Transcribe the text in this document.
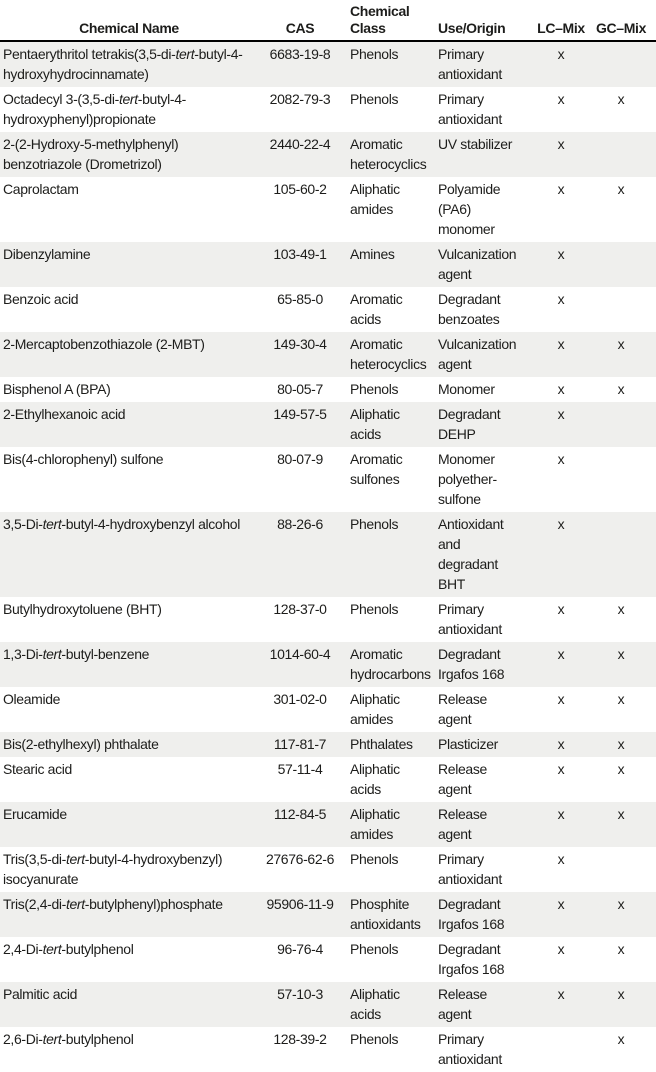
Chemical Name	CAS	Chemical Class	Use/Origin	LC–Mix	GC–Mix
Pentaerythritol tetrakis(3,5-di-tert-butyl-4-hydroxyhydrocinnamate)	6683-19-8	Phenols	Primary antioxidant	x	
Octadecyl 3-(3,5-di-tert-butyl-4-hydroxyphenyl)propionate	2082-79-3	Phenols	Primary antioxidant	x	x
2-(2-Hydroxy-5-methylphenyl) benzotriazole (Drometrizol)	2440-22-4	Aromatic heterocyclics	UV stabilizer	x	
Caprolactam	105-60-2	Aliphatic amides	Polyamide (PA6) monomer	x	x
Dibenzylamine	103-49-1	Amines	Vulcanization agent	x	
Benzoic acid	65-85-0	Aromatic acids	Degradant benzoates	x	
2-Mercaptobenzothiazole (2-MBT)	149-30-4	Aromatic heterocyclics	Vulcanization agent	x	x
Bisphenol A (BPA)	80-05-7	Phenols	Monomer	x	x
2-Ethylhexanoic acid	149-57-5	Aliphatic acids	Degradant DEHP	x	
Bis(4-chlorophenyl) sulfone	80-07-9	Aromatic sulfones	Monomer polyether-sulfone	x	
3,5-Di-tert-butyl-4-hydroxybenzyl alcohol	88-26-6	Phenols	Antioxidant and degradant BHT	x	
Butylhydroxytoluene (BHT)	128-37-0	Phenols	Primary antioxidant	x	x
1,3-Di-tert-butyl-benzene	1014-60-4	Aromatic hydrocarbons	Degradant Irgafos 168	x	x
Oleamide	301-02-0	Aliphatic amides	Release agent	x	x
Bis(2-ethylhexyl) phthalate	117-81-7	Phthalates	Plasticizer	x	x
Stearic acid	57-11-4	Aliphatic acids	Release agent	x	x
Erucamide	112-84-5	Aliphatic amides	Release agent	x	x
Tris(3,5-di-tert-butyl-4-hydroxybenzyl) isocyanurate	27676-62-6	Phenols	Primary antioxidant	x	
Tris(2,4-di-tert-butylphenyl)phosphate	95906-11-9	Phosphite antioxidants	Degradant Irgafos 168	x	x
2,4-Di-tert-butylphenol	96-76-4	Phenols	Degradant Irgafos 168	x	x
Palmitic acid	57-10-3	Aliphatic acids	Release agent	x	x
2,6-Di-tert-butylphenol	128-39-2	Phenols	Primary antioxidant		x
....................
Copy out each line that contains the word "amides".

__IN RESPONSE__:
Caprolactam	105-60-2	Aliphatic amides	Polyamide (PA6) monomer	x	x
Oleamide	301-02-0	Aliphatic amides	Release agent	x	x
Erucamide	112-84-5	Aliphatic amides	Release agent	x	x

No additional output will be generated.